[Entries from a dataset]
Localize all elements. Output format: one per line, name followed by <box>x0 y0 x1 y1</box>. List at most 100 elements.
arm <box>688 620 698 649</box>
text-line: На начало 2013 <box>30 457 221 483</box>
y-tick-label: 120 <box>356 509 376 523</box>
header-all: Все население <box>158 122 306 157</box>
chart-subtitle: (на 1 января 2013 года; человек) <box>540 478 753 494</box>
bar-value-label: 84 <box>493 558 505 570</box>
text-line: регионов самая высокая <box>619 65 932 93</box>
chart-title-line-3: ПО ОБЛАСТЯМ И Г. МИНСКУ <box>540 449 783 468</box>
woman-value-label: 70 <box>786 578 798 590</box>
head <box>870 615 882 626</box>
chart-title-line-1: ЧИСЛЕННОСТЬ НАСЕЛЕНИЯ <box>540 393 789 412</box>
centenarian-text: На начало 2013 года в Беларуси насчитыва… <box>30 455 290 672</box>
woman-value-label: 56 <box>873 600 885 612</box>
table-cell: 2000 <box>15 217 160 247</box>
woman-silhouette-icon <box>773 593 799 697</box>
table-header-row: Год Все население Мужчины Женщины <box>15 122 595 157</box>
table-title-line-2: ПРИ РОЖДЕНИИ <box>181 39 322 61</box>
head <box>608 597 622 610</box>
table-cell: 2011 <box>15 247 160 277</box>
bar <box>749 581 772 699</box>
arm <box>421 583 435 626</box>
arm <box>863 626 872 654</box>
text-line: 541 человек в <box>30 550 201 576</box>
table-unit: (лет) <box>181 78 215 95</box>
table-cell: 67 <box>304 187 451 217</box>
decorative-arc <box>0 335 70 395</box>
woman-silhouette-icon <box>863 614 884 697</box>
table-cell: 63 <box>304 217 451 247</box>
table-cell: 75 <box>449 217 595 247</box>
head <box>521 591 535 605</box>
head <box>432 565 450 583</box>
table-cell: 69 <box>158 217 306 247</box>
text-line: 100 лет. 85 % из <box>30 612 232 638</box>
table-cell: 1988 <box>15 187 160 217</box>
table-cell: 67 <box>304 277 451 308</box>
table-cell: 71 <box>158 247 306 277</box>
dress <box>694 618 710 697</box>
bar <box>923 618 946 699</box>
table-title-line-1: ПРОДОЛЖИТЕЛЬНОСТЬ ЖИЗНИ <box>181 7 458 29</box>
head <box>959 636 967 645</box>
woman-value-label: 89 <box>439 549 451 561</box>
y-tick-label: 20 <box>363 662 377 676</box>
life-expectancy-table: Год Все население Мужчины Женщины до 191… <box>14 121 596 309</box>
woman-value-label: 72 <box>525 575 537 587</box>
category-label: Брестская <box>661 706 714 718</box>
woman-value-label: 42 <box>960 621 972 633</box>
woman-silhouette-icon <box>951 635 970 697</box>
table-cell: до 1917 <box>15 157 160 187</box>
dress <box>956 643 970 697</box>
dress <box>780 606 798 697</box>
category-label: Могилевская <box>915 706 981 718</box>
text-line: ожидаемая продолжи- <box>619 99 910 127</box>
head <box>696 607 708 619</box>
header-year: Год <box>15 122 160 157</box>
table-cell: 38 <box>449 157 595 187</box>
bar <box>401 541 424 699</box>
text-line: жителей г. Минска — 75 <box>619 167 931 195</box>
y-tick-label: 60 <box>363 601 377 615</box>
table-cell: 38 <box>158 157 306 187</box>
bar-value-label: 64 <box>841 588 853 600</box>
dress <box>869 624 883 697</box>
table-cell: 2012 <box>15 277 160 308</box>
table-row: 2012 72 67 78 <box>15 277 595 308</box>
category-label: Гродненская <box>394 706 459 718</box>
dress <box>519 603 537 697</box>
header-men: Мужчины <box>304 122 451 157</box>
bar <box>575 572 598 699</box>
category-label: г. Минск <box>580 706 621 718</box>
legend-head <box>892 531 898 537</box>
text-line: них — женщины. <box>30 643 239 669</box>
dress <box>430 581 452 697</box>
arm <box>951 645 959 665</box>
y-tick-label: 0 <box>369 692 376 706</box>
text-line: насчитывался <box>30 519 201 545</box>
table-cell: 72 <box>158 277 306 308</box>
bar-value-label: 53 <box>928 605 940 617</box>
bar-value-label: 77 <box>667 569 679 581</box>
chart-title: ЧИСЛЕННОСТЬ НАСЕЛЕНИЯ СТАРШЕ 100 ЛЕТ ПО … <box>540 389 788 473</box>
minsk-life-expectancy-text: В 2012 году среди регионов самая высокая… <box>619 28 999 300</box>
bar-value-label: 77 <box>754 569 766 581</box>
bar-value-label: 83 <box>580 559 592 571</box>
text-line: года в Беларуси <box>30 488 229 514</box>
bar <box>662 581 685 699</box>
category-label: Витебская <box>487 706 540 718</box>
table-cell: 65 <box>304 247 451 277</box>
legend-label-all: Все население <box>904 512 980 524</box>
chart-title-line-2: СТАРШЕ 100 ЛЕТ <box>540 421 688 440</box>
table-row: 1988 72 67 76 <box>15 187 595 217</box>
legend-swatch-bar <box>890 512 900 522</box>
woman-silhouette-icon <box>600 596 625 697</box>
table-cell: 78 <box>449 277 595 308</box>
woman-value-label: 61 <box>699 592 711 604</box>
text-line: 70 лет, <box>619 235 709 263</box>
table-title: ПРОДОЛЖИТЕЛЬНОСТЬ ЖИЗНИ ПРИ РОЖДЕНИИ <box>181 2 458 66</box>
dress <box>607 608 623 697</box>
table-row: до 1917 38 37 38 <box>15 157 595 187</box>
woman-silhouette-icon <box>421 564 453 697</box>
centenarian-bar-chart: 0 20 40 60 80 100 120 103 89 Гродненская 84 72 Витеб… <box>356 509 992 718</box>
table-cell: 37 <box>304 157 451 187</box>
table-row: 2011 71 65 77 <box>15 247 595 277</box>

==

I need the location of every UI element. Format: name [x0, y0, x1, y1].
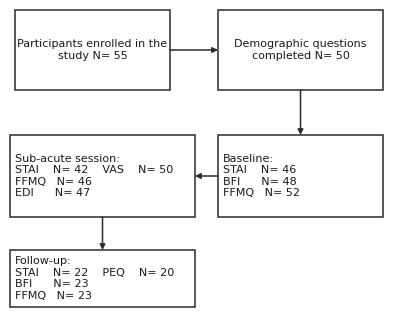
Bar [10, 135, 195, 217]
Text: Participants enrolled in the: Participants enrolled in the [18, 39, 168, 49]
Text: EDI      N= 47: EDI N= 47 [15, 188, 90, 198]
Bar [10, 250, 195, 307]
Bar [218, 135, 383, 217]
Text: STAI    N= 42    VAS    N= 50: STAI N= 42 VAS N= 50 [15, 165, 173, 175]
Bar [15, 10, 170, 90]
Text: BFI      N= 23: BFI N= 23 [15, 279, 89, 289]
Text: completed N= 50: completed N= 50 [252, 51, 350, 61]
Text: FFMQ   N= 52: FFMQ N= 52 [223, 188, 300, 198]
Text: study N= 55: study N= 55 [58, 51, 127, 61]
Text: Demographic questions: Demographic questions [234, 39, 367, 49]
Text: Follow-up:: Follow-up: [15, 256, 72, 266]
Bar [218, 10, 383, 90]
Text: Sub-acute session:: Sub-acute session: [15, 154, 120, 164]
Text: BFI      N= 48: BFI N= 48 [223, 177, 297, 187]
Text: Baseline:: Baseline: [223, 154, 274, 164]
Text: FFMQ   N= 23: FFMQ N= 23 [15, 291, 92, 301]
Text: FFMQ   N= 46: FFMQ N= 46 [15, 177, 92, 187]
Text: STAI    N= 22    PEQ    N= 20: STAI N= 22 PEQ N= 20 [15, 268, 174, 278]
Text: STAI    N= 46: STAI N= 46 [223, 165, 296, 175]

Written exercise:
Extract every line of the items above that contains the string "expectancy". Case counts, so a match must use the same uppercase and lowercase letters.

Answer in full:
life-expectancy-table: Год Все население Мужчины Женщины до 191… <box>14 121 596 309</box>
minsk-life-expectancy-text: В 2012 году среди регионов самая высокая… <box>619 28 999 300</box>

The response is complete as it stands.